§ **Instruction**
All lines featuring the string "this" are to be listed.

Figure data in JSON:
········

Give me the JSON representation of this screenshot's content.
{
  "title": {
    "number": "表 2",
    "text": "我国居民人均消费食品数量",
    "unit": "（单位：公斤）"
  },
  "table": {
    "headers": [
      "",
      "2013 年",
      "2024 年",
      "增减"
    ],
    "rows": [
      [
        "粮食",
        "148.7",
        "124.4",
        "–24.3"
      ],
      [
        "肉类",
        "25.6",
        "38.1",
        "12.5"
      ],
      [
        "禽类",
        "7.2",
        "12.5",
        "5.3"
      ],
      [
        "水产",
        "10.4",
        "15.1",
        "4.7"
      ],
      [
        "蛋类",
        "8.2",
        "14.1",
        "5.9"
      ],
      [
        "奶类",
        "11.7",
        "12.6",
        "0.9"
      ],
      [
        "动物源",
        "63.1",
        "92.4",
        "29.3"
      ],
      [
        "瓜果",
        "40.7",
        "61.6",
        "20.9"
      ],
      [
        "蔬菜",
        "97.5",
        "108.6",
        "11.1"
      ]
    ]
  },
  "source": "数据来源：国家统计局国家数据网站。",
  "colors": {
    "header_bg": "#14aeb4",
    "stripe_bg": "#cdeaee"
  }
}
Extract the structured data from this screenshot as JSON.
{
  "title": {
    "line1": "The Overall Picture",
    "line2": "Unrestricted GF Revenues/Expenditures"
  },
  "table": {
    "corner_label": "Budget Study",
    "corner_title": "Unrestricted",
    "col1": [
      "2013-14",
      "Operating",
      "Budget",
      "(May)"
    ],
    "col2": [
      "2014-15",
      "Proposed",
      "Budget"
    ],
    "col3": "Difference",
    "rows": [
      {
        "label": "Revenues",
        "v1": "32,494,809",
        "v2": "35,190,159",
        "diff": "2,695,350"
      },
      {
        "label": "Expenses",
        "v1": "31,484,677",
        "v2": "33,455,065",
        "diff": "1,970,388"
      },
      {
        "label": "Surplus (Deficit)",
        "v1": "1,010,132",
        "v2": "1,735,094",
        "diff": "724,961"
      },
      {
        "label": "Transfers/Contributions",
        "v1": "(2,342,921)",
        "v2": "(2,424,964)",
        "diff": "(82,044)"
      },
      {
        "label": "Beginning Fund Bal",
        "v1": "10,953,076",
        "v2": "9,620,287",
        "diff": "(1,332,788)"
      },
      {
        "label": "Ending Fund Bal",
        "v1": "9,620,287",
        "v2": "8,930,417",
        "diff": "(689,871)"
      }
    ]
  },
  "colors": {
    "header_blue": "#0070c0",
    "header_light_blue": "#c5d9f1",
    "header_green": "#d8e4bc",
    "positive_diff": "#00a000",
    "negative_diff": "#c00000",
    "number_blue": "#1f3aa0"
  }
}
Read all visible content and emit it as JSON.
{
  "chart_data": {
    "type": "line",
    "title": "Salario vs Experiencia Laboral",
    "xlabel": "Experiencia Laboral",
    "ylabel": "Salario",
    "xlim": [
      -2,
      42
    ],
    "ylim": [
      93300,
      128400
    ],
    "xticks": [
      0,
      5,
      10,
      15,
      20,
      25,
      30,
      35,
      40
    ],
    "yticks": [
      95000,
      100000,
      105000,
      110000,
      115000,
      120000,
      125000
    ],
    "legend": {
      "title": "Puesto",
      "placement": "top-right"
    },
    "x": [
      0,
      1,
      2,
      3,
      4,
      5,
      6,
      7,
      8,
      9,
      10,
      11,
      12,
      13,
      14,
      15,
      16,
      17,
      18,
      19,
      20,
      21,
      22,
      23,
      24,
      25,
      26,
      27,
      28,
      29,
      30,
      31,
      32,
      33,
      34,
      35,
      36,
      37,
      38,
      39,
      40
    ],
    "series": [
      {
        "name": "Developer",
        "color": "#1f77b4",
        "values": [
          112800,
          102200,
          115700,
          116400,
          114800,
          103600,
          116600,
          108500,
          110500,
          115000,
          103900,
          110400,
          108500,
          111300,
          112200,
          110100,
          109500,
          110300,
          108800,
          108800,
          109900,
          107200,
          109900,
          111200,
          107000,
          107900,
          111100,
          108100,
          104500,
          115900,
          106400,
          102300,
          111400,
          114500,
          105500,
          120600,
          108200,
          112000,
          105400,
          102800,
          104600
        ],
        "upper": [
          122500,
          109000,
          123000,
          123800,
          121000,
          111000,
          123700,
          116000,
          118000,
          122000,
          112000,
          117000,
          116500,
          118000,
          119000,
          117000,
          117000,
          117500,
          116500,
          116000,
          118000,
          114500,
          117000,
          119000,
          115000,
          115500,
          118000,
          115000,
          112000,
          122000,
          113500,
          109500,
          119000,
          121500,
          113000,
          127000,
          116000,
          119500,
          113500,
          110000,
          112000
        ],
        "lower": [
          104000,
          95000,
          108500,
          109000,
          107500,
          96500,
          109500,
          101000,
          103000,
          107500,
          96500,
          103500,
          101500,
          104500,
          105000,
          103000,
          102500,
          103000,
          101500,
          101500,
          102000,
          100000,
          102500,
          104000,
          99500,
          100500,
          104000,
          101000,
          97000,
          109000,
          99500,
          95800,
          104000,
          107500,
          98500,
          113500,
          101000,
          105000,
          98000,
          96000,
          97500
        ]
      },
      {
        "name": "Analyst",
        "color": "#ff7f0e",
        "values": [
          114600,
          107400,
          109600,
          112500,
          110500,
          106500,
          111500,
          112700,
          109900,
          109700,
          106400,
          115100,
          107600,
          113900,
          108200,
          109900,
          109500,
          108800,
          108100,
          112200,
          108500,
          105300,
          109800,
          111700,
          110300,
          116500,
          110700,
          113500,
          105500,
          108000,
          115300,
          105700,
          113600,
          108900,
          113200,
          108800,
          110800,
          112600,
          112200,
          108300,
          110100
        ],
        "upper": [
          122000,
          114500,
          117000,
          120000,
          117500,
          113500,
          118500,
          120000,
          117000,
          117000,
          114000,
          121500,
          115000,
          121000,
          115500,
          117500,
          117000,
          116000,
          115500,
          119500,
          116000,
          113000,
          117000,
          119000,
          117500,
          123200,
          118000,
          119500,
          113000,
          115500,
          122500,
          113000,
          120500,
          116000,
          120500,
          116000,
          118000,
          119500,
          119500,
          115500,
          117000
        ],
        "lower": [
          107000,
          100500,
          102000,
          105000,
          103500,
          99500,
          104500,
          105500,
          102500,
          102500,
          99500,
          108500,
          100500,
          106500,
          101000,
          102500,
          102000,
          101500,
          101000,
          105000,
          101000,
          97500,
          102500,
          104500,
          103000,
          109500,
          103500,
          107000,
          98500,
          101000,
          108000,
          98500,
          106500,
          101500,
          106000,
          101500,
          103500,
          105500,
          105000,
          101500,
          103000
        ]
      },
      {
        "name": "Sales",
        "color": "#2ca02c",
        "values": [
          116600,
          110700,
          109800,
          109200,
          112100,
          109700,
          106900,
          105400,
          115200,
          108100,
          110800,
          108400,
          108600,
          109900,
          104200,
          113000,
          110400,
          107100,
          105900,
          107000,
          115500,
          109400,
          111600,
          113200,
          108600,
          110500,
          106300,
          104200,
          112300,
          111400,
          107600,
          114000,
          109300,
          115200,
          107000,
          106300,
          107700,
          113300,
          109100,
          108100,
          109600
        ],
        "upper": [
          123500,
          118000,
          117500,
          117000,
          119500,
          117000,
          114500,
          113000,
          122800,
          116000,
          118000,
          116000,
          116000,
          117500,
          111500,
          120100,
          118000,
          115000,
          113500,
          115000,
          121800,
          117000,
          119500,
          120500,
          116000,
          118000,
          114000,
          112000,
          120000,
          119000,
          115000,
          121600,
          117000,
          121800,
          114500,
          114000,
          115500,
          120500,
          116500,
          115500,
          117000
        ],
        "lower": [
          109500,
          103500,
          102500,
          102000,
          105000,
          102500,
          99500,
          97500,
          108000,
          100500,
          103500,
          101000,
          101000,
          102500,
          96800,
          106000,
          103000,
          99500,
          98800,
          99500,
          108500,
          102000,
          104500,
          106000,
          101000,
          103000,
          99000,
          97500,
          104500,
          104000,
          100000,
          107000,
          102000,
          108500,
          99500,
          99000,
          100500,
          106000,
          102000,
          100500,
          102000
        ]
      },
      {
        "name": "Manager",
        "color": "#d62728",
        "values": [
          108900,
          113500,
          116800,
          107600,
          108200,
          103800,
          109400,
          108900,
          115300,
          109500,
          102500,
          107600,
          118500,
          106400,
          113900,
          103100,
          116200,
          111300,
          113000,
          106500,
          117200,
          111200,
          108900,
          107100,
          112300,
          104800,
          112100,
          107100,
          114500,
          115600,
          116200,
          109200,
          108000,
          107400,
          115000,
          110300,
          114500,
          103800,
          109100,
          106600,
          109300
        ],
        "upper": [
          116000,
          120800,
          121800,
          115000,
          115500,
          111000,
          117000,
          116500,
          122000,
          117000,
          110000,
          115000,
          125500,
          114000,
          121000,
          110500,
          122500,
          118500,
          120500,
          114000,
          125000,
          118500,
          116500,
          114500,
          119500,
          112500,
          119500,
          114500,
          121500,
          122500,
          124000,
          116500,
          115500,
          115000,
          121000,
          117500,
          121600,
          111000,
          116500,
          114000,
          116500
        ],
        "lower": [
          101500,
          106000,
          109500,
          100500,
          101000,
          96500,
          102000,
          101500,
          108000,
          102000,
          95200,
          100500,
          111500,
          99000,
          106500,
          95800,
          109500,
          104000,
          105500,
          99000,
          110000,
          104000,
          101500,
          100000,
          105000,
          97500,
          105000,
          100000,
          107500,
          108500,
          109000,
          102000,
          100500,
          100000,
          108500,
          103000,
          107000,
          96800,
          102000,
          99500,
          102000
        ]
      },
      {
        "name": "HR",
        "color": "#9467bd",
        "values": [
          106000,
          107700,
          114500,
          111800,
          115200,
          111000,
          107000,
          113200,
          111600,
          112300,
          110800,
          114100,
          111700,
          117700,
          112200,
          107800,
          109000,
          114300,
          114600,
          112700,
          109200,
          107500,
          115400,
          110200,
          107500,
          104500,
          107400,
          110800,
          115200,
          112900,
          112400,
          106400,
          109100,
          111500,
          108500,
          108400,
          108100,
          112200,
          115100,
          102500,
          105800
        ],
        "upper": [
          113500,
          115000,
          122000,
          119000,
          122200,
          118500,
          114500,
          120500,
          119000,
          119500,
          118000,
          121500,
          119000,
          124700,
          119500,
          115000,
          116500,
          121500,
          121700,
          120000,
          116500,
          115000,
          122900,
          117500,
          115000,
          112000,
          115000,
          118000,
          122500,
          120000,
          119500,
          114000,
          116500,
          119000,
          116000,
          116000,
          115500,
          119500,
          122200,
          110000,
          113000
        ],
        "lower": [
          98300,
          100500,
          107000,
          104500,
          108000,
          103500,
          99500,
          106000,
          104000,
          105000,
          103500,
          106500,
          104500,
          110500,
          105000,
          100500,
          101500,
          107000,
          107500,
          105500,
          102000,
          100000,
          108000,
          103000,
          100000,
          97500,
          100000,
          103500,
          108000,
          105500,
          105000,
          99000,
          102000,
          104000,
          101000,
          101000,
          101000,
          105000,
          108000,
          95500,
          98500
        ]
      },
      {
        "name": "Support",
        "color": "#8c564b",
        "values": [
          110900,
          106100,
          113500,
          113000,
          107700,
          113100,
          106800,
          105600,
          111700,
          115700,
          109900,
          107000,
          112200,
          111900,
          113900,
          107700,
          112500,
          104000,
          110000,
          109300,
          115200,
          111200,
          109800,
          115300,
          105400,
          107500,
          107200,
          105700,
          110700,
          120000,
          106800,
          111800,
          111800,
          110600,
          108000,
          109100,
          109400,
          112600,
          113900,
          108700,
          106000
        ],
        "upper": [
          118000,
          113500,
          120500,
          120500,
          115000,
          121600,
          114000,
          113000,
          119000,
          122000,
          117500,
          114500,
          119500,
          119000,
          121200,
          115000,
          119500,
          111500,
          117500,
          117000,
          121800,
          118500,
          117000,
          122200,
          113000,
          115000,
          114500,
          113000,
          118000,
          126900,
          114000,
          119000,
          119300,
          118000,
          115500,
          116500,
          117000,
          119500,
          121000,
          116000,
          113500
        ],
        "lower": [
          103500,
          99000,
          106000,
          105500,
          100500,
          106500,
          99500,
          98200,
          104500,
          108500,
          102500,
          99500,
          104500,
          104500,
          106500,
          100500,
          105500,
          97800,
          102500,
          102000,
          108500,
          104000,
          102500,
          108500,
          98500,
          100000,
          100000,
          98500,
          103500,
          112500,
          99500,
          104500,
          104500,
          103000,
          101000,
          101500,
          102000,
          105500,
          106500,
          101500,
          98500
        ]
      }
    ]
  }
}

········

§ **The result**
Give me the JSON representation of this screenshot's content.
Extract the structured data from this screenshot as JSON.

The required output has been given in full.